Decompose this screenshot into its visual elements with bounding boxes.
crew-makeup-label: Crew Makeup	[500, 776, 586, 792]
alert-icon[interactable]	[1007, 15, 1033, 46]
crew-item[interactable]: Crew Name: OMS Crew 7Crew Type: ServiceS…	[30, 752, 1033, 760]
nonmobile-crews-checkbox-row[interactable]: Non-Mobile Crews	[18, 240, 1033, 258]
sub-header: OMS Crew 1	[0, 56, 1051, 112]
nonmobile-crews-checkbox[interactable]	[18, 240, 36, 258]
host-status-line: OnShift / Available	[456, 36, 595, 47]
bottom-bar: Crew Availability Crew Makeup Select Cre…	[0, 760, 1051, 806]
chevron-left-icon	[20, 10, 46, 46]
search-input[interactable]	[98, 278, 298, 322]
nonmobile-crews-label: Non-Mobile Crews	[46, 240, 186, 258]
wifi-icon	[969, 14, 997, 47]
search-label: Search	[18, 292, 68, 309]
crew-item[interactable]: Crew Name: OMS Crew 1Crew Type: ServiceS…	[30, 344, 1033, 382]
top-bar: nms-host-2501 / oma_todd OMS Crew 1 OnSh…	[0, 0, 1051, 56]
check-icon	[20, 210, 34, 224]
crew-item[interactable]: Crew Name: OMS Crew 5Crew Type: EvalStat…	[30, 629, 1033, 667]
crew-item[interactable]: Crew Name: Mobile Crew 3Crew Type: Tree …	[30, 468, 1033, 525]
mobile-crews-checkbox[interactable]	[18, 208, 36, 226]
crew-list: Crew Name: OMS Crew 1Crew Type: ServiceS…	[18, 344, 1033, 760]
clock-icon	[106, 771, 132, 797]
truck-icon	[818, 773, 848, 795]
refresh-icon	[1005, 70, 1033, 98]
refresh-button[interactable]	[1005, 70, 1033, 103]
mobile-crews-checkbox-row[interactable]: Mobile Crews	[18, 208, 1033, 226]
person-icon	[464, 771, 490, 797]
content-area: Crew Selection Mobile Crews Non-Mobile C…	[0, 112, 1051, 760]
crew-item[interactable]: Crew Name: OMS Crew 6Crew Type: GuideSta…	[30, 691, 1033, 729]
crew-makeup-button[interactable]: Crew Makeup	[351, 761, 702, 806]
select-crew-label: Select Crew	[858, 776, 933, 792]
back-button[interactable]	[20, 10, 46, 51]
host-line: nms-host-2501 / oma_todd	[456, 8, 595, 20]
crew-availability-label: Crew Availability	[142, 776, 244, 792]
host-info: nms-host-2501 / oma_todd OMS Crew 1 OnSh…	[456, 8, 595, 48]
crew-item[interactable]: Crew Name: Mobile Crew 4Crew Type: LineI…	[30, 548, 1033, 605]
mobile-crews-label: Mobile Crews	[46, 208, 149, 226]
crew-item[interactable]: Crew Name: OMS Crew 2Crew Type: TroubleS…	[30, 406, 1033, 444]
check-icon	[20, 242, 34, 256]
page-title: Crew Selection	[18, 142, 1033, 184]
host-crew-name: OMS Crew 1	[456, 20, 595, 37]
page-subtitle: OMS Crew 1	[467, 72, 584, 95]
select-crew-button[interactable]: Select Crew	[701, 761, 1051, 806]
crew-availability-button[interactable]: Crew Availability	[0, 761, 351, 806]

○ ○ ○ ○ ○

▸ **GIVEN PROBLEM**
Update the entries above, replacing each occurrence of "check-icon" with "checkmark-icon" and leaving everything else unchanged.

▸ **RESPONSE BELOW**
Decompose this screenshot into its visual elements with bounding boxes.
crew-makeup-label: Crew Makeup	[500, 776, 586, 792]
alert-icon[interactable]	[1007, 15, 1033, 46]
crew-item[interactable]: Crew Name: OMS Crew 7Crew Type: ServiceS…	[30, 752, 1033, 760]
nonmobile-crews-checkbox-row[interactable]: Non-Mobile Crews	[18, 240, 1033, 258]
sub-header: OMS Crew 1	[0, 56, 1051, 112]
nonmobile-crews-checkbox[interactable]	[18, 240, 36, 258]
host-status-line: OnShift / Available	[456, 36, 595, 47]
bottom-bar: Crew Availability Crew Makeup Select Cre…	[0, 760, 1051, 806]
chevron-left-icon	[20, 10, 46, 46]
search-input[interactable]	[98, 278, 298, 322]
nonmobile-crews-label: Non-Mobile Crews	[46, 240, 186, 258]
wifi-icon	[969, 14, 997, 47]
search-label: Search	[18, 292, 68, 309]
crew-item[interactable]: Crew Name: OMS Crew 1Crew Type: ServiceS…	[30, 344, 1033, 382]
top-bar: nms-host-2501 / oma_todd OMS Crew 1 OnSh…	[0, 0, 1051, 56]
checkmark-icon	[20, 210, 34, 224]
crew-item[interactable]: Crew Name: OMS Crew 5Crew Type: EvalStat…	[30, 629, 1033, 667]
crew-item[interactable]: Crew Name: Mobile Crew 3Crew Type: Tree …	[30, 468, 1033, 525]
mobile-crews-checkbox[interactable]	[18, 208, 36, 226]
crew-list: Crew Name: OMS Crew 1Crew Type: ServiceS…	[18, 344, 1033, 760]
clock-icon	[106, 771, 132, 797]
truck-icon	[818, 773, 848, 795]
refresh-icon	[1005, 70, 1033, 98]
refresh-button[interactable]	[1005, 70, 1033, 103]
mobile-crews-checkbox-row[interactable]: Mobile Crews	[18, 208, 1033, 226]
person-icon	[464, 771, 490, 797]
content-area: Crew Selection Mobile Crews Non-Mobile C…	[0, 112, 1051, 760]
crew-item[interactable]: Crew Name: OMS Crew 6Crew Type: GuideSta…	[30, 691, 1033, 729]
crew-makeup-button[interactable]: Crew Makeup	[351, 761, 702, 806]
select-crew-label: Select Crew	[858, 776, 933, 792]
back-button[interactable]	[20, 10, 46, 51]
host-line: nms-host-2501 / oma_todd	[456, 8, 595, 20]
crew-availability-label: Crew Availability	[142, 776, 244, 792]
host-info: nms-host-2501 / oma_todd OMS Crew 1 OnSh…	[456, 8, 595, 48]
crew-item[interactable]: Crew Name: Mobile Crew 4Crew Type: LineI…	[30, 548, 1033, 605]
mobile-crews-label: Mobile Crews	[46, 208, 149, 226]
crew-item[interactable]: Crew Name: OMS Crew 2Crew Type: TroubleS…	[30, 406, 1033, 444]
checkmark-icon	[20, 242, 34, 256]
page-title: Crew Selection	[18, 142, 1033, 184]
host-crew-name: OMS Crew 1	[456, 20, 595, 37]
page-subtitle: OMS Crew 1	[467, 72, 584, 95]
select-crew-button[interactable]: Select Crew	[701, 761, 1051, 806]
crew-availability-button[interactable]: Crew Availability	[0, 761, 351, 806]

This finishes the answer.